Data shown section start
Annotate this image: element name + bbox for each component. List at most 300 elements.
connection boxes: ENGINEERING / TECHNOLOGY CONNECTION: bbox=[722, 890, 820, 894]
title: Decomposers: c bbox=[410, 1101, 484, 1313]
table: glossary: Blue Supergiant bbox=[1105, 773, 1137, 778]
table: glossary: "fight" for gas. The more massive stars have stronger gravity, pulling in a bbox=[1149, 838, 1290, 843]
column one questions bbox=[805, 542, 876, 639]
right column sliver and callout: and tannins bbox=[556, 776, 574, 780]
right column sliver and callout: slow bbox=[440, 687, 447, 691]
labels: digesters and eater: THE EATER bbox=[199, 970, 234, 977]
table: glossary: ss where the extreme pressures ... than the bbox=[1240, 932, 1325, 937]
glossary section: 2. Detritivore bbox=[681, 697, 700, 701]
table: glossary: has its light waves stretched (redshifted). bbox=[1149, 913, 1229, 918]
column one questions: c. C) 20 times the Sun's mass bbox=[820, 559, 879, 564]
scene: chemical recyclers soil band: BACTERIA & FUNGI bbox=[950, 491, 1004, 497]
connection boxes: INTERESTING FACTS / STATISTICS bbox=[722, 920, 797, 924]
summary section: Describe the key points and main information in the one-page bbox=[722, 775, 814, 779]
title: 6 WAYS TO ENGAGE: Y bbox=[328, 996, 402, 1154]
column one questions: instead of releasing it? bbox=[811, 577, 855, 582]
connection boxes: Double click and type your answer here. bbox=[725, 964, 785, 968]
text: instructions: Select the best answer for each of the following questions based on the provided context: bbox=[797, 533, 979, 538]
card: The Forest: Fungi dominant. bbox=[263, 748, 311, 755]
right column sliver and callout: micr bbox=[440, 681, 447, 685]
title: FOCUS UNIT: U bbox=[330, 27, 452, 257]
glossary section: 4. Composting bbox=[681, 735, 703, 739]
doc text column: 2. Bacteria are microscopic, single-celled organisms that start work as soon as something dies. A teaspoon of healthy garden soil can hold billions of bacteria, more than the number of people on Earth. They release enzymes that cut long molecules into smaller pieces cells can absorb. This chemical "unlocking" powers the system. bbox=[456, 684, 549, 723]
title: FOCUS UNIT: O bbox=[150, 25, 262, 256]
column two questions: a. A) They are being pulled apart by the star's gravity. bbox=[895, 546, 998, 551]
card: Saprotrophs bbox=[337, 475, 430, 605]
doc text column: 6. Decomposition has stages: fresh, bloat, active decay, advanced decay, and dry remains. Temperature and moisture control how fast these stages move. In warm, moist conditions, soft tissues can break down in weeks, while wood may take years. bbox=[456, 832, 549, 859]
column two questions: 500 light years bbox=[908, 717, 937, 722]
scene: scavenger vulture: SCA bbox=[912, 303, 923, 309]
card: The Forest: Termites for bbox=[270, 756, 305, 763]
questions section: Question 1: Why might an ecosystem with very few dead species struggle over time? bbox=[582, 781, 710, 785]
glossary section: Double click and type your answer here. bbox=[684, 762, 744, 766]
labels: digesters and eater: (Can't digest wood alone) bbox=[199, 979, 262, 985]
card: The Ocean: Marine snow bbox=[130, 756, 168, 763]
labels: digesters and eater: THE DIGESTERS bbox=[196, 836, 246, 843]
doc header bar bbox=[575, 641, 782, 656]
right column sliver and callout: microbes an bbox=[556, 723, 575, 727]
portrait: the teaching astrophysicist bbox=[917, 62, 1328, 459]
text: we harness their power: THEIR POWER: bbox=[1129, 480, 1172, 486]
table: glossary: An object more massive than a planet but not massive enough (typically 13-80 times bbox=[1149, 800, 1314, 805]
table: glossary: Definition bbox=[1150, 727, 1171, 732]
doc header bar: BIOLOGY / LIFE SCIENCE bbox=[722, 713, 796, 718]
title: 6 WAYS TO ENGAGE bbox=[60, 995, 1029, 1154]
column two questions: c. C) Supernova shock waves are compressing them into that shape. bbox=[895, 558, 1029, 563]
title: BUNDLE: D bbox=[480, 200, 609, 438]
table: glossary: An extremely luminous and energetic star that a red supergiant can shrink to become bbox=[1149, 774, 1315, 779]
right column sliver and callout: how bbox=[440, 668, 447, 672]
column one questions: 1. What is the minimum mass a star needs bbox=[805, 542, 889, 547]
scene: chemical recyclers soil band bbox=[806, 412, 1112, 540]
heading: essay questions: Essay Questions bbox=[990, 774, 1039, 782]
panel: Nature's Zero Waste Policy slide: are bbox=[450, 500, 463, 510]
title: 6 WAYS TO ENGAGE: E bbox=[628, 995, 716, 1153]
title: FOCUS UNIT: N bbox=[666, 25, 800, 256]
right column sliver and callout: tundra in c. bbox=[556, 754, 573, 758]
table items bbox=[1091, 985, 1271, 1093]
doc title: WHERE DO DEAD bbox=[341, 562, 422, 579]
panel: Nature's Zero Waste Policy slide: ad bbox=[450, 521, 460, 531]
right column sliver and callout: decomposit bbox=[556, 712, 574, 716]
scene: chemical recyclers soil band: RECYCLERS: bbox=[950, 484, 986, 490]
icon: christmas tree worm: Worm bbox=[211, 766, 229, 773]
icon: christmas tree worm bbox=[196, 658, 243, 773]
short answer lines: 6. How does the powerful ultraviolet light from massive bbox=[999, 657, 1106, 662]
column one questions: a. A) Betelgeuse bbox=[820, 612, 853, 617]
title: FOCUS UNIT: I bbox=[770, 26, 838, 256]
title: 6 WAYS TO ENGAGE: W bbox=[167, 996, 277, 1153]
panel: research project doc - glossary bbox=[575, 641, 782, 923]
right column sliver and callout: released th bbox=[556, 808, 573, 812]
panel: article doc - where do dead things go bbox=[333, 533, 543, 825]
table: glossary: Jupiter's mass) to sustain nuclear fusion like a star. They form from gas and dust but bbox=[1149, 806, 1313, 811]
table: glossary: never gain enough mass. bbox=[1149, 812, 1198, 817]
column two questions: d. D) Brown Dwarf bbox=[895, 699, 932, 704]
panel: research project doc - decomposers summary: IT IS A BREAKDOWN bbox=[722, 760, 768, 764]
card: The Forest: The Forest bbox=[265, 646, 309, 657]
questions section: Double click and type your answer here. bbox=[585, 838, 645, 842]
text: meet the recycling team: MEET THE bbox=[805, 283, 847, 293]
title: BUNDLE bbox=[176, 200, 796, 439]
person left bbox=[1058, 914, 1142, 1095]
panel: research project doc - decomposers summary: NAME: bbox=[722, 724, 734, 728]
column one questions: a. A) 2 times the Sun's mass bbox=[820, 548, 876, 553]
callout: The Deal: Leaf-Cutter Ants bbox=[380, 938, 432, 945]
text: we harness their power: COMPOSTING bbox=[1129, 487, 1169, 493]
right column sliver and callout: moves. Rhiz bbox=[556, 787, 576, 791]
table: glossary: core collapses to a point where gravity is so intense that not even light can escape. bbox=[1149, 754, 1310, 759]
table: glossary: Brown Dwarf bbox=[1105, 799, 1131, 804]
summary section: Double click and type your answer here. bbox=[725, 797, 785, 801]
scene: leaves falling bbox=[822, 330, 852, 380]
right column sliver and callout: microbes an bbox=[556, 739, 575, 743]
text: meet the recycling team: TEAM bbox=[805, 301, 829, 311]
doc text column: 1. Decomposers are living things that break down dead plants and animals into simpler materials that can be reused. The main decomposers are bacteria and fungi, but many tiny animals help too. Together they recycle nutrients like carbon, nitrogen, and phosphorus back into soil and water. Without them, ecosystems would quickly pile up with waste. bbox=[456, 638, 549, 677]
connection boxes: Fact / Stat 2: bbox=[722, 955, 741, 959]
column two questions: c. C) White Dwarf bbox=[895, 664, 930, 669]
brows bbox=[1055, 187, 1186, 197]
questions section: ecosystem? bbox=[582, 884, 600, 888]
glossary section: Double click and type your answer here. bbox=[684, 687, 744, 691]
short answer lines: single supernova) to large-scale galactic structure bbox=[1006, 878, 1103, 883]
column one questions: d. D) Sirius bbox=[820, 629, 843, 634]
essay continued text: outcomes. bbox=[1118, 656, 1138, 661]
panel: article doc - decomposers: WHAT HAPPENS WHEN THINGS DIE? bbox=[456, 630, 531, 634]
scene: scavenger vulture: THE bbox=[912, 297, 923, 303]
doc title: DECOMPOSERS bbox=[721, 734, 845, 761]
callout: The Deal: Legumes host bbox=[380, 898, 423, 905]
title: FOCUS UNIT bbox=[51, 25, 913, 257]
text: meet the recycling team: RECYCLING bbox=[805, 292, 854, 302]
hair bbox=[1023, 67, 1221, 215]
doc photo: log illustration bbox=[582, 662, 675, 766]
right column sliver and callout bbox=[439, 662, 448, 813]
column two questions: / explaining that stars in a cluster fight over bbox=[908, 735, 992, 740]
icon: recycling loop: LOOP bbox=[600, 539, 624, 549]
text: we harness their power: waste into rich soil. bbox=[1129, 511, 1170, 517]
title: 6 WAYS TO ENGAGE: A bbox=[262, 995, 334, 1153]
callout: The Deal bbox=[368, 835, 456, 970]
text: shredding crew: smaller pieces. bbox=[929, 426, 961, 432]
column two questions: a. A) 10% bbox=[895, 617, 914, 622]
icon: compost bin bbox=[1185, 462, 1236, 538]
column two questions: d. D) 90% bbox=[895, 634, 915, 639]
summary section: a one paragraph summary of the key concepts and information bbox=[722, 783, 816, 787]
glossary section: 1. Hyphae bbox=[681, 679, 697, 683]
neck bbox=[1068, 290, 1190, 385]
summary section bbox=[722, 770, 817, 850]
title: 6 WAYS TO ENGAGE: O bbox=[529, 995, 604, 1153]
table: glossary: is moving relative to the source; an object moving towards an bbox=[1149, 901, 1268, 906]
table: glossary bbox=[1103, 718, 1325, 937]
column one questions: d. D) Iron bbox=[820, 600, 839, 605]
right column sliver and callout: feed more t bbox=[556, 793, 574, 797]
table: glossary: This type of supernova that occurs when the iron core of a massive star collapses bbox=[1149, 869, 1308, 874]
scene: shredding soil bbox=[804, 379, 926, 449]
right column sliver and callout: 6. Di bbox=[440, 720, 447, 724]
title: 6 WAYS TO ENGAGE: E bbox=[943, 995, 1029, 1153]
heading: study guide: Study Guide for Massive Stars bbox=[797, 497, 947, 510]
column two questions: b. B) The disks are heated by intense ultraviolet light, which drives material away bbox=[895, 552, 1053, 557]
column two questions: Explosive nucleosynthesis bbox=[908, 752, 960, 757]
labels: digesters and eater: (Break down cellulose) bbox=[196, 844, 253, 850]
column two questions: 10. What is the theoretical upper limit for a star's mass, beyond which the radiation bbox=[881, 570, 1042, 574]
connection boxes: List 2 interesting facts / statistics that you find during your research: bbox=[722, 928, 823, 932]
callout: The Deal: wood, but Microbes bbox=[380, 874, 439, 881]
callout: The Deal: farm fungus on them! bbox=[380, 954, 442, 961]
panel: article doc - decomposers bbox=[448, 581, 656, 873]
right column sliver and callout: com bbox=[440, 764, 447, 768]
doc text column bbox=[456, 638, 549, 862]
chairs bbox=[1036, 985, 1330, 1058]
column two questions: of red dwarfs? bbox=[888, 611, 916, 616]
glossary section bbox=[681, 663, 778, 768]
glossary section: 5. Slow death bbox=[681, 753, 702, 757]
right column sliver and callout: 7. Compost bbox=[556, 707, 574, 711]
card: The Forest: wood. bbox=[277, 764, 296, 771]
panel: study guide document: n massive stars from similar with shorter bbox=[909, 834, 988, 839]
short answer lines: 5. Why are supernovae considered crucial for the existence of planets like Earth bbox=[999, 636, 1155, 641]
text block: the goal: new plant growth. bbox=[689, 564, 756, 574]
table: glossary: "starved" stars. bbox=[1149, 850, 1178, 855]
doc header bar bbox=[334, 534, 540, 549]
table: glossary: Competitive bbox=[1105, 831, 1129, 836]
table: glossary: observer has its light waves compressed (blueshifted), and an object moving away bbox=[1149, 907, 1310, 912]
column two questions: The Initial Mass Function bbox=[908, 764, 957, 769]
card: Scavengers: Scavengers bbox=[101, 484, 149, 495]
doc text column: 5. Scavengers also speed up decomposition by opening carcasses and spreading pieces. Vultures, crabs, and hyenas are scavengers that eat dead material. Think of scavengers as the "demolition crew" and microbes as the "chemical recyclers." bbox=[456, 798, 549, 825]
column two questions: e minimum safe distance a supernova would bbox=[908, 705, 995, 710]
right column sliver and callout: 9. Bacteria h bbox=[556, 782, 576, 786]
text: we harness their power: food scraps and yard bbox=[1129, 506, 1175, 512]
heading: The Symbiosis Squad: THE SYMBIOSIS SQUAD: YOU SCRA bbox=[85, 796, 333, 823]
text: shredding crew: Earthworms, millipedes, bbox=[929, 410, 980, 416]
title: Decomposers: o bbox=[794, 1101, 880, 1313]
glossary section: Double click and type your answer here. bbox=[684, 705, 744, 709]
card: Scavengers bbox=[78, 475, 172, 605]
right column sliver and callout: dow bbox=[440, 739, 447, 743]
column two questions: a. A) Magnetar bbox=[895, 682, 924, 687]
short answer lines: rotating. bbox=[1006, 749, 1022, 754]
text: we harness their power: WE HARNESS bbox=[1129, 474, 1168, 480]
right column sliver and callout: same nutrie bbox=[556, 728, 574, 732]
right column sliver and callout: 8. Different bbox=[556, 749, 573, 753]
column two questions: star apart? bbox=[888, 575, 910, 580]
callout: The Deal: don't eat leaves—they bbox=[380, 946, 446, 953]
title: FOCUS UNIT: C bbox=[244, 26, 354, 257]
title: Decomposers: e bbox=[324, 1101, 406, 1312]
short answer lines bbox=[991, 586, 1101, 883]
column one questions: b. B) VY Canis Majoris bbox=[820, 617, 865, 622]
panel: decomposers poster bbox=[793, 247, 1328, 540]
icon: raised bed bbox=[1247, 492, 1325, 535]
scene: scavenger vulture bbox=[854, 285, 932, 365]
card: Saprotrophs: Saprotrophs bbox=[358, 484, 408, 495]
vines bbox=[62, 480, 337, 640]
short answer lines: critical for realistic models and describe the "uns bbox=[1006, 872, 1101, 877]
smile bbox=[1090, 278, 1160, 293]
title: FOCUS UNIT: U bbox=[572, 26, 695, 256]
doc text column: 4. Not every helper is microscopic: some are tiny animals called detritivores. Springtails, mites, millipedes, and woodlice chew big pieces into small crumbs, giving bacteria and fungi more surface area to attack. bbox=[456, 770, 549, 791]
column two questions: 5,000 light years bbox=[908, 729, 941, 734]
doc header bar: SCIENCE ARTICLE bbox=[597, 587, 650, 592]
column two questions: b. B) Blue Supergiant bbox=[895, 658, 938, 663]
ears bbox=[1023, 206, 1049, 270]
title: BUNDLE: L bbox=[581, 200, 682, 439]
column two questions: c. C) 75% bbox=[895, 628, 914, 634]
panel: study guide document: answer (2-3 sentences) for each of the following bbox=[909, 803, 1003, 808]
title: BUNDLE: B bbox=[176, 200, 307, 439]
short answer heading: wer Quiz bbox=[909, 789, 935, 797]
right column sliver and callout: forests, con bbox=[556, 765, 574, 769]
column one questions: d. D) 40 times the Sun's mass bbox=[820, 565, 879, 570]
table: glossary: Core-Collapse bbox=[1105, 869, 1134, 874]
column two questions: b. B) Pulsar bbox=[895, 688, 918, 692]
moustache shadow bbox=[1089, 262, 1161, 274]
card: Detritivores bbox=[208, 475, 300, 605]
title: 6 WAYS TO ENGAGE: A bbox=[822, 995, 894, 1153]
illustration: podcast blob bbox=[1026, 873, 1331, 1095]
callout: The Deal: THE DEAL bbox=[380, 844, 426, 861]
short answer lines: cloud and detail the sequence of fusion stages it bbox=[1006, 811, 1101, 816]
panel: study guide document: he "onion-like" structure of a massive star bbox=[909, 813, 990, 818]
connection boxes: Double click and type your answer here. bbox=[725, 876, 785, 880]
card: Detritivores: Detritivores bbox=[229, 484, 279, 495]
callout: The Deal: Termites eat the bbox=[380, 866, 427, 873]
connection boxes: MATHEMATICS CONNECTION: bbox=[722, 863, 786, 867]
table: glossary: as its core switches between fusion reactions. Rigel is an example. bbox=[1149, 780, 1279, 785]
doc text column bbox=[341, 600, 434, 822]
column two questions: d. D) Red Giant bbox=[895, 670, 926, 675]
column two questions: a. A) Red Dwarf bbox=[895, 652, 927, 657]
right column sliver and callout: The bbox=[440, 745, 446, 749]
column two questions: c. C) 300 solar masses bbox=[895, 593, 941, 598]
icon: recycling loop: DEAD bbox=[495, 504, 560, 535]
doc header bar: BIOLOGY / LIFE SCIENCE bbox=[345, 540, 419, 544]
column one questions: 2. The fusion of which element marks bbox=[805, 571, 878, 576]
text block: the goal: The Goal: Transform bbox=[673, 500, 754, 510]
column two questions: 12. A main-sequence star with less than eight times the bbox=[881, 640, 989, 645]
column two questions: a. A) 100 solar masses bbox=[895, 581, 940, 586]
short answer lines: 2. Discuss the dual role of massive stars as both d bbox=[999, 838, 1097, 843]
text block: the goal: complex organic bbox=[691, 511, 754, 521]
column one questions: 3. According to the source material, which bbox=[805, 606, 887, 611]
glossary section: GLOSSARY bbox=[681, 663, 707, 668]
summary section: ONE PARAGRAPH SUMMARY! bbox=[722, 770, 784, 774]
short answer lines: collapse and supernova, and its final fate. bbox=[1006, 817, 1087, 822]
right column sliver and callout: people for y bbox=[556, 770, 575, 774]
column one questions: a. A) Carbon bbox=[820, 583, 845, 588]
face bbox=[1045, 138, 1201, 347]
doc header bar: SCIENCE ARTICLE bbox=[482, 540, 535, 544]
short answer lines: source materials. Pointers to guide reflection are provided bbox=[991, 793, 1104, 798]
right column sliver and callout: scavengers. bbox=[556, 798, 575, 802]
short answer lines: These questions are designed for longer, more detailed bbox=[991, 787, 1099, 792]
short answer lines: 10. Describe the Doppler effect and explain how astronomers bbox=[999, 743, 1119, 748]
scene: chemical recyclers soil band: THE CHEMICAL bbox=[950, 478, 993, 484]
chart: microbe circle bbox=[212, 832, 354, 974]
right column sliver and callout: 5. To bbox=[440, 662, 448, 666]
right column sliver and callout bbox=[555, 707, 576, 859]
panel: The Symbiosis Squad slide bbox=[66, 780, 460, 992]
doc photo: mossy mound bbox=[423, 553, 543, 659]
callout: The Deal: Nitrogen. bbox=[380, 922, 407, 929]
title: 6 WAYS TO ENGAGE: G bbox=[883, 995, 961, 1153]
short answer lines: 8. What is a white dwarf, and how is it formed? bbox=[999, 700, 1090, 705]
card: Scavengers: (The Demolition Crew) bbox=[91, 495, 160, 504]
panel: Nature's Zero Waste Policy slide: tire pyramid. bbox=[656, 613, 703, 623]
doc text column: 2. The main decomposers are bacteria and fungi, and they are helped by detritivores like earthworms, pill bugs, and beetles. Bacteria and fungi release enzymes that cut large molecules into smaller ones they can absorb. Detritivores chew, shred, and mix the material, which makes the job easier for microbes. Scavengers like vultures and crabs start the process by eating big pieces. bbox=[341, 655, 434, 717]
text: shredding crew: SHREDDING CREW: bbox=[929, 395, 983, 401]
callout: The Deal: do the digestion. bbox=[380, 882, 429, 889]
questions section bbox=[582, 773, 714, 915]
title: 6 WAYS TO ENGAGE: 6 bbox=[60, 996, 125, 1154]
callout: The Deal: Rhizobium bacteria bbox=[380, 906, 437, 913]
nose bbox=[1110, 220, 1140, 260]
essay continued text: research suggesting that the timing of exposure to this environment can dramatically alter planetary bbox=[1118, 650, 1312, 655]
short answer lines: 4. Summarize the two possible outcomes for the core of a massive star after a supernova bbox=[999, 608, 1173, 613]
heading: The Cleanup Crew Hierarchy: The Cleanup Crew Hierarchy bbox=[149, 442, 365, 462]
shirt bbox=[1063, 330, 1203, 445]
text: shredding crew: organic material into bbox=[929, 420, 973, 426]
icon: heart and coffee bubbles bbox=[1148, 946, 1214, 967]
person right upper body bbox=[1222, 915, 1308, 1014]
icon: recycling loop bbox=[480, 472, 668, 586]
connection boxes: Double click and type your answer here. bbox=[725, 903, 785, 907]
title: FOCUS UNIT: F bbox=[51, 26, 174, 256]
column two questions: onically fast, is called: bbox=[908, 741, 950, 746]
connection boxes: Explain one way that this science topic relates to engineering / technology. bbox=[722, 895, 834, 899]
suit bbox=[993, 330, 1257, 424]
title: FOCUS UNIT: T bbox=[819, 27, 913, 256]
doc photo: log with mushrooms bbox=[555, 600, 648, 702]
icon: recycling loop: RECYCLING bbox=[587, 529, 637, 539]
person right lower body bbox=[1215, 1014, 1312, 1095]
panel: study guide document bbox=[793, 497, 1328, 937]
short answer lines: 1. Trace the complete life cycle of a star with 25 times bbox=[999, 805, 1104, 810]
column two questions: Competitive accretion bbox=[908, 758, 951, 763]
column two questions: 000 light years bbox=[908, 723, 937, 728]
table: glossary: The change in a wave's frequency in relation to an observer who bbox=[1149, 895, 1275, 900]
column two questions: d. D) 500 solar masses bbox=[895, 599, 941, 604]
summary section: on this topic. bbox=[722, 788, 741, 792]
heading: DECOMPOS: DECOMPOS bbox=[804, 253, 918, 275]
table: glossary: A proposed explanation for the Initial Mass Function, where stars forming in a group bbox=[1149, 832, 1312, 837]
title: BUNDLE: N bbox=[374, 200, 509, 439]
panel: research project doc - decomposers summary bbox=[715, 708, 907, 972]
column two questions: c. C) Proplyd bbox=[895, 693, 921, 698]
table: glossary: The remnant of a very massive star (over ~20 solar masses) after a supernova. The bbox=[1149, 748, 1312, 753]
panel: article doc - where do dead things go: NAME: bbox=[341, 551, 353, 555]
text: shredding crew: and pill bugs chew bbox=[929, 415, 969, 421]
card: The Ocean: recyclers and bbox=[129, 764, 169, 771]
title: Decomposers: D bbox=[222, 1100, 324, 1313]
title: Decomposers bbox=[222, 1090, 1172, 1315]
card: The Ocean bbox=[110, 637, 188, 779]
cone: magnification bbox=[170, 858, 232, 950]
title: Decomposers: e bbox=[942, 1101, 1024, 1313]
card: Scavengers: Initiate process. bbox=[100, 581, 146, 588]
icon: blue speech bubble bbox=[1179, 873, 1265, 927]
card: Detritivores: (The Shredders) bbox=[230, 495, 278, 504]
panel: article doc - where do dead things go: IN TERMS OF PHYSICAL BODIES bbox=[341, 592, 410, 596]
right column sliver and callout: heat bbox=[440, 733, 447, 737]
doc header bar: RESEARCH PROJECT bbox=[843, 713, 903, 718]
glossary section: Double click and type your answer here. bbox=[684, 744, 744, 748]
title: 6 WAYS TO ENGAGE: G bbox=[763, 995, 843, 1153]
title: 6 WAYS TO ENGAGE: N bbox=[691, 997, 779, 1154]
Data shown section end
- **What to work on**
Only lines with the word "over" are needed. Copy them from the preceding records.

- **Solved problem**
questions section: Question 1: Why might an ecosystem with very few dead species struggle over time? bbox=[582, 781, 710, 785]
column two questions: / explaining that stars in a cluster fight over bbox=[908, 735, 992, 740]
table: glossary: The remnant of a very massive star (over ~20 solar masses) after a supernova. The bbox=[1149, 748, 1312, 753]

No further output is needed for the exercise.